- To do: Write out every entry word for word.

- Input:

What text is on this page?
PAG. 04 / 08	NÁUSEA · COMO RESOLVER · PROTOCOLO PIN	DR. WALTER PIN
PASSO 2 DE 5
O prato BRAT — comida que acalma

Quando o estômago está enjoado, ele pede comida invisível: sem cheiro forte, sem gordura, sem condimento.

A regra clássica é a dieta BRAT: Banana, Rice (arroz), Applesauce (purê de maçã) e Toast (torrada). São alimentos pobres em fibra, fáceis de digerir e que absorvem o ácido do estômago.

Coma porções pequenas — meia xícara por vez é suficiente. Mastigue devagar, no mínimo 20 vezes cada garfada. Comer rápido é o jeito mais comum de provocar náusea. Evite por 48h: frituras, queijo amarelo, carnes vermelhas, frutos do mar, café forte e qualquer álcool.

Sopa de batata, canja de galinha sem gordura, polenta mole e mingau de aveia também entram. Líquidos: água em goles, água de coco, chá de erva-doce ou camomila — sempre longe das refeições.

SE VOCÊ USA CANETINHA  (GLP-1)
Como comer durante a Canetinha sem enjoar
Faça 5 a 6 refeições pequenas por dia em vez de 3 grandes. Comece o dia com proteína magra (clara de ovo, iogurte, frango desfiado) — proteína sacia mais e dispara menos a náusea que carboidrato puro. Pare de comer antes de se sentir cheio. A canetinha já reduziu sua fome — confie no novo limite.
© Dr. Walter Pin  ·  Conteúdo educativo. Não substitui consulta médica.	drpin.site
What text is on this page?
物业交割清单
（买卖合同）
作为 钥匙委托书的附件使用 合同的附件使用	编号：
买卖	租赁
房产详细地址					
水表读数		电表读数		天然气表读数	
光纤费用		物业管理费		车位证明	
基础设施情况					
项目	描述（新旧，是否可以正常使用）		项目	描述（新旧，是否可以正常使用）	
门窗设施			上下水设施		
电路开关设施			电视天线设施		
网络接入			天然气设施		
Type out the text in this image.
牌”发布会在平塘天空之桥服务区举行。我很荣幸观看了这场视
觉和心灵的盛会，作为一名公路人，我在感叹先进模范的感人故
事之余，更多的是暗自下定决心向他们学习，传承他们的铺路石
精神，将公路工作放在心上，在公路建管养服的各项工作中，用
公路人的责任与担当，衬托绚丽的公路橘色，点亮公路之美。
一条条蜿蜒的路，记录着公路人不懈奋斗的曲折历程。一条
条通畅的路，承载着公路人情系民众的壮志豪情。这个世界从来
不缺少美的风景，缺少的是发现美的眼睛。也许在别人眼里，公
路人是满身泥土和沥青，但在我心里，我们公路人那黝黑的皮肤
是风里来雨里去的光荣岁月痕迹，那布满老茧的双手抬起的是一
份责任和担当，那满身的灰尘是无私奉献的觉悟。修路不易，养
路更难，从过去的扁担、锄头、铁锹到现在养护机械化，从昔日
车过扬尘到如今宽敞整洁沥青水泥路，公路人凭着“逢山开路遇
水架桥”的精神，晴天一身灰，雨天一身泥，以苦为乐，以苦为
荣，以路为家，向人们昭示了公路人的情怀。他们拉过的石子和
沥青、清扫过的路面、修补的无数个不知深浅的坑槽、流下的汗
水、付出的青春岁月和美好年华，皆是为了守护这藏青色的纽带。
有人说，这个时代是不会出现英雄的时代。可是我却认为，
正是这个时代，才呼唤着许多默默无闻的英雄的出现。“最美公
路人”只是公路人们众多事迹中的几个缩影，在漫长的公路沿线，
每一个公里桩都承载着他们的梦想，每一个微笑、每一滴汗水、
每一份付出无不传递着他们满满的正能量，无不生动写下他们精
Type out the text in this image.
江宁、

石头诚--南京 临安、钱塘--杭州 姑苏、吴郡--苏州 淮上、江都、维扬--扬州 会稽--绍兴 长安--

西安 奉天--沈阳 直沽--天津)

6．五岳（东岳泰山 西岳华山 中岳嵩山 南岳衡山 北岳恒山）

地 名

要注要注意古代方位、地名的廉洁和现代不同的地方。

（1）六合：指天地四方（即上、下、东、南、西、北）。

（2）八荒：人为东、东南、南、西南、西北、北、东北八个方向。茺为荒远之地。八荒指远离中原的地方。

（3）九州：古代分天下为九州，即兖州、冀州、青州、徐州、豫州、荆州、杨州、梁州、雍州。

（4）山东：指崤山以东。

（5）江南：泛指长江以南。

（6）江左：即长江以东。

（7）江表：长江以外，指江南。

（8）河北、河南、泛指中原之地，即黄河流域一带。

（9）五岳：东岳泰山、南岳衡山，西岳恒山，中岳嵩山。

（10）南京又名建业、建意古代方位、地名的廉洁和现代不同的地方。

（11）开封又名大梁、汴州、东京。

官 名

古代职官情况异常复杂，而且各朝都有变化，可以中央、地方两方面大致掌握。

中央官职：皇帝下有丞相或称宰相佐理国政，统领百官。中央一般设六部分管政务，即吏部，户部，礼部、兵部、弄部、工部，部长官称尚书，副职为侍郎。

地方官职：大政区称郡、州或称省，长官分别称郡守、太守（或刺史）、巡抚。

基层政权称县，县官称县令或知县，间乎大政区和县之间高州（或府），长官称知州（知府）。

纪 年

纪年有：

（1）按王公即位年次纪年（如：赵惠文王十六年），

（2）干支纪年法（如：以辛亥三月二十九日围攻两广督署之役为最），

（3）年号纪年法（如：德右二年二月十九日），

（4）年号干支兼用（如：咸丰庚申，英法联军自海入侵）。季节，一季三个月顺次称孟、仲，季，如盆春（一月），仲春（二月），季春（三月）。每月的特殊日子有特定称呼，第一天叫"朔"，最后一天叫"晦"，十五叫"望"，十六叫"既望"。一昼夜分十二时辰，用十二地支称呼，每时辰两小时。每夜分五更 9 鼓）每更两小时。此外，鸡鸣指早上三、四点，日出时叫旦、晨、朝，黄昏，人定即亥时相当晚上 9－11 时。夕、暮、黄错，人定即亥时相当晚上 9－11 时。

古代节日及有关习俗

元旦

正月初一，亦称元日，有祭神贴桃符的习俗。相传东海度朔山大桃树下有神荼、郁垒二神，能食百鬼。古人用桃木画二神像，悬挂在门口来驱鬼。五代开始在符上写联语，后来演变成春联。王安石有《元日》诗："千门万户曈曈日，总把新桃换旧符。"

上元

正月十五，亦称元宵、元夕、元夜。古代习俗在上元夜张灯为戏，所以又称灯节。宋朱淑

- Reply:
What text is on this page?
PAG. 04 / 08	NÁUSEA · COMO RESOLVER · PROTOCOLO PIN	DR. WALTER PIN
PASSO 2 DE 5
O prato BRAT — comida que acalma

Quando o estômago está enjoado, ele pede comida invisível: sem cheiro forte, sem gordura, sem condimento.

A regra clássica é a dieta BRAT: Banana, Rice (arroz), Applesauce (purê de maçã) e Toast (torrada). São alimentos pobres em fibra, fáceis de digerir e que absorvem o ácido do estômago.

Coma porções pequenas — meia xícara por vez é suficiente. Mastigue devagar, no mínimo 20 vezes cada garfada. Comer rápido é o jeito mais comum de provocar náusea. Evite por 48h: frituras, queijo amarelo, carnes vermelhas, frutos do mar, café forte e qualquer álcool.

Sopa de batata, canja de galinha sem gordura, polenta mole e mingau de aveia também entram. Líquidos: água em goles, água de coco, chá de erva-doce ou camomila — sempre longe das refeições.

SE VOCÊ USA CANETINHA  (GLP-1)
Como comer durante a Canetinha sem enjoar
Faça 5 a 6 refeições pequenas por dia em vez de 3 grandes. Comece o dia com proteína magra (clara de ovo, iogurte, frango desfiado) — proteína sacia mais e dispara menos a náusea que carboidrato puro. Pare de comer antes de se sentir cheio. A canetinha já reduziu sua fome — confie no novo limite.
© Dr. Walter Pin  ·  Conteúdo educativo. Não substitui consulta médica.	drpin.site
What text is on this page?
物业交割清单
（买卖合同）
作为 钥匙委托书的附件使用 合同的附件使用	编号：
买卖	租赁
房产详细地址					
水表读数		电表读数		天然气表读数	
光纤费用		物业管理费		车位证明	
基础设施情况					
项目	描述（新旧，是否可以正常使用）		项目	描述（新旧，是否可以正常使用）	
门窗设施			上下水设施		
电路开关设施			电视天线设施		
网络接入			天然气设施		
Type out the text in this image.
牌”发布会在平塘天空之桥服务区举行。我很荣幸观看了这场视
觉和心灵的盛会，作为一名公路人，我在感叹先进模范的感人故
事之余，更多的是暗自下定决心向他们学习，传承他们的铺路石
精神，将公路工作放在心上，在公路建管养服的各项工作中，用
公路人的责任与担当，衬托绚丽的公路橘色，点亮公路之美。
一条条蜿蜒的路，记录着公路人不懈奋斗的曲折历程。一条
条通畅的路，承载着公路人情系民众的壮志豪情。这个世界从来
不缺少美的风景，缺少的是发现美的眼睛。也许在别人眼里，公
路人是满身泥土和沥青，但在我心里，我们公路人那黝黑的皮肤
是风里来雨里去的光荣岁月痕迹，那布满老茧的双手抬起的是一
份责任和担当，那满身的灰尘是无私奉献的觉悟。修路不易，养
路更难，从过去的扁担、锄头、铁锹到现在养护机械化，从昔日
车过扬尘到如今宽敞整洁沥青水泥路，公路人凭着“逢山开路遇
水架桥”的精神，晴天一身灰，雨天一身泥，以苦为乐，以苦为
荣，以路为家，向人们昭示了公路人的情怀。他们拉过的石子和
沥青、清扫过的路面、修补的无数个不知深浅的坑槽、流下的汗
水、付出的青春岁月和美好年华，皆是为了守护这藏青色的纽带。
有人说，这个时代是不会出现英雄的时代。可是我却认为，
正是这个时代，才呼唤着许多默默无闻的英雄的出现。“最美公
路人”只是公路人们众多事迹中的几个缩影，在漫长的公路沿线，
每一个公里桩都承载着他们的梦想，每一个微笑、每一滴汗水、
每一份付出无不传递着他们满满的正能量，无不生动写下他们精
Type out the text in this image.
江宁、

石头诚--南京 临安、钱塘--杭州 姑苏、吴郡--苏州 淮上、江都、维扬--扬州 会稽--绍兴 长安--

西安 奉天--沈阳 直沽--天津)

6．五岳（东岳泰山 西岳华山 中岳嵩山 南岳衡山 北岳恒山）

地 名

要注要注意古代方位、地名的廉洁和现代不同的地方。

（1）六合：指天地四方（即上、下、东、南、西、北）。

（2）八荒：人为东、东南、南、西南、西北、北、东北八个方向。茺为荒远之地。八荒指远离中原的地方。

（3）九州：古代分天下为九州，即兖州、冀州、青州、徐州、豫州、荆州、杨州、梁州、雍州。

（4）山东：指崤山以东。

（5）江南：泛指长江以南。

（6）江左：即长江以东。

（7）江表：长江以外，指江南。

（8）河北、河南、泛指中原之地，即黄河流域一带。

（9）五岳：东岳泰山、南岳衡山，西岳恒山，中岳嵩山。

（10）南京又名建业、建意古代方位、地名的廉洁和现代不同的地方。

（11）开封又名大梁、汴州、东京。

官 名

古代职官情况异常复杂，而且各朝都有变化，可以中央、地方两方面大致掌握。

中央官职：皇帝下有丞相或称宰相佐理国政，统领百官。中央一般设六部分管政务，即吏部，户部，礼部、兵部、弄部、工部，部长官称尚书，副职为侍郎。

地方官职：大政区称郡、州或称省，长官分别称郡守、太守（或刺史）、巡抚。

基层政权称县，县官称县令或知县，间乎大政区和县之间高州（或府），长官称知州（知府）。

纪 年

纪年有：

（1）按王公即位年次纪年（如：赵惠文王十六年），

（2）干支纪年法（如：以辛亥三月二十九日围攻两广督署之役为最），

（3）年号纪年法（如：德右二年二月十九日），

（4）年号干支兼用（如：咸丰庚申，英法联军自海入侵）。季节，一季三个月顺次称孟、仲，季，如盆春（一月），仲春（二月），季春（三月）。每月的特殊日子有特定称呼，第一天叫"朔"，最后一天叫"晦"，十五叫"望"，十六叫"既望"。一昼夜分十二时辰，用十二地支称呼，每时辰两小时。每夜分五更 9 鼓）每更两小时。此外，鸡鸣指早上三、四点，日出时叫旦、晨、朝，黄昏，人定即亥时相当晚上 9－11 时。夕、暮、黄错，人定即亥时相当晚上 9－11 时。

古代节日及有关习俗

元旦

正月初一，亦称元日，有祭神贴桃符的习俗。相传东海度朔山大桃树下有神荼、郁垒二神，能食百鬼。古人用桃木画二神像，悬挂在门口来驱鬼。五代开始在符上写联语，后来演变成春联。王安石有《元日》诗："千门万户曈曈日，总把新桃换旧符。"

上元

正月十五，亦称元宵、元夕、元夜。古代习俗在上元夜张灯为戏，所以又称灯节。宋朱淑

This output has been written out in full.